- [Dataset rows]
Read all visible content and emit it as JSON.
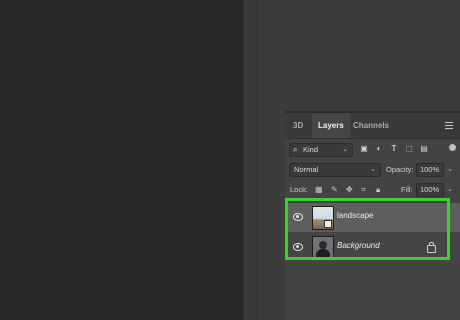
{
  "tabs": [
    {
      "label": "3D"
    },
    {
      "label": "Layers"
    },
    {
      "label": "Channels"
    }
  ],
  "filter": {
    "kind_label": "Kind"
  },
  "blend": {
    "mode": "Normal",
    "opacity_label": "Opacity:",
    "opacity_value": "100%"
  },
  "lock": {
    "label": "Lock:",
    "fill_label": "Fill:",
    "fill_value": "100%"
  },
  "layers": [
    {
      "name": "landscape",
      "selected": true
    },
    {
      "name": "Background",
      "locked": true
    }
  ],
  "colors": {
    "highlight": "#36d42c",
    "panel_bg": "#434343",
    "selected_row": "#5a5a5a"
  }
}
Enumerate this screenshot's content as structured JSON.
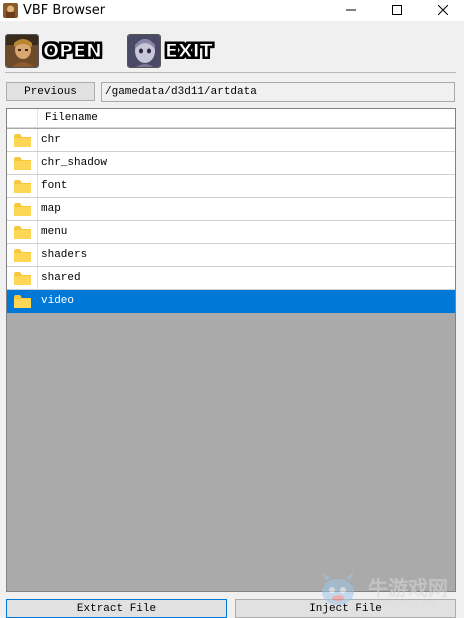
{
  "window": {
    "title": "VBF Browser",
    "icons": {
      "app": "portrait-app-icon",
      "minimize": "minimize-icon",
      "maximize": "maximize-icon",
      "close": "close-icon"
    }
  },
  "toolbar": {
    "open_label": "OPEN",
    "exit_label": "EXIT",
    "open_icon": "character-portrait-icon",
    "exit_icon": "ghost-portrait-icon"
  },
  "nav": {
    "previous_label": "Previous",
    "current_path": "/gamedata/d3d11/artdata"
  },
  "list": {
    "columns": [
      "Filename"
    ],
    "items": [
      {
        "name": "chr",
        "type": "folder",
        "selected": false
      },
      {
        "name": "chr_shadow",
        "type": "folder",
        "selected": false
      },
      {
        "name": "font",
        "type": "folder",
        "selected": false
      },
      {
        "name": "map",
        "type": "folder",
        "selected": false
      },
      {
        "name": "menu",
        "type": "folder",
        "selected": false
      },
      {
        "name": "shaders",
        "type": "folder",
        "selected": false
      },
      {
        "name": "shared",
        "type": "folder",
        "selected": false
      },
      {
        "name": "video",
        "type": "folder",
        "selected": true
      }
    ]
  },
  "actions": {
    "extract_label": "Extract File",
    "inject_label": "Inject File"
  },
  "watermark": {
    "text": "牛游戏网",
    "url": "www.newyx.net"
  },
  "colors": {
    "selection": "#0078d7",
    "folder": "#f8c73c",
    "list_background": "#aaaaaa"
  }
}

- [Problem to solve]
Skipping the pictures, transcribe each line above exactly as it appears.

- [Solution to this exercise]
Read all visible content and emit it as JSON.
{
  "tabs": [
    {
      "label": "3D"
    },
    {
      "label": "Layers"
    },
    {
      "label": "Channels"
    }
  ],
  "filter": {
    "kind_label": "Kind"
  },
  "blend": {
    "mode": "Normal",
    "opacity_label": "Opacity:",
    "opacity_value": "100%"
  },
  "lock": {
    "label": "Lock:",
    "fill_label": "Fill:",
    "fill_value": "100%"
  },
  "layers": [
    {
      "name": "landscape",
      "selected": true
    },
    {
      "name": "Background",
      "locked": true
    }
  ],
  "colors": {
    "highlight": "#36d42c",
    "panel_bg": "#434343",
    "selected_row": "#5a5a5a"
  }
}
Enumerate this screenshot's content as structured JSON.
{
  "window": {
    "title": "VBF Browser",
    "icons": {
      "app": "portrait-app-icon",
      "minimize": "minimize-icon",
      "maximize": "maximize-icon",
      "close": "close-icon"
    }
  },
  "toolbar": {
    "open_label": "OPEN",
    "exit_label": "EXIT",
    "open_icon": "character-portrait-icon",
    "exit_icon": "ghost-portrait-icon"
  },
  "nav": {
    "previous_label": "Previous",
    "current_path": "/gamedata/d3d11/artdata"
  },
  "list": {
    "columns": [
      "Filename"
    ],
    "items": [
      {
        "name": "chr",
        "type": "folder",
        "selected": false
      },
      {
        "name": "chr_shadow",
        "type": "folder",
        "selected": false
      },
      {
        "name": "font",
        "type": "folder",
        "selected": false
      },
      {
        "name": "map",
        "type": "folder",
        "selected": false
      },
      {
        "name": "menu",
        "type": "folder",
        "selected": false
      },
      {
        "name": "shaders",
        "type": "folder",
        "selected": false
      },
      {
        "name": "shared",
        "type": "folder",
        "selected": false
      },
      {
        "name": "video",
        "type": "folder",
        "selected": true
      }
    ]
  },
  "actions": {
    "extract_label": "Extract File",
    "inject_label": "Inject File"
  },
  "watermark": {
    "text": "牛游戏网",
    "url": "www.newyx.net"
  },
  "colors": {
    "selection": "#0078d7",
    "folder": "#f8c73c",
    "list_background": "#aaaaaa"
  }
}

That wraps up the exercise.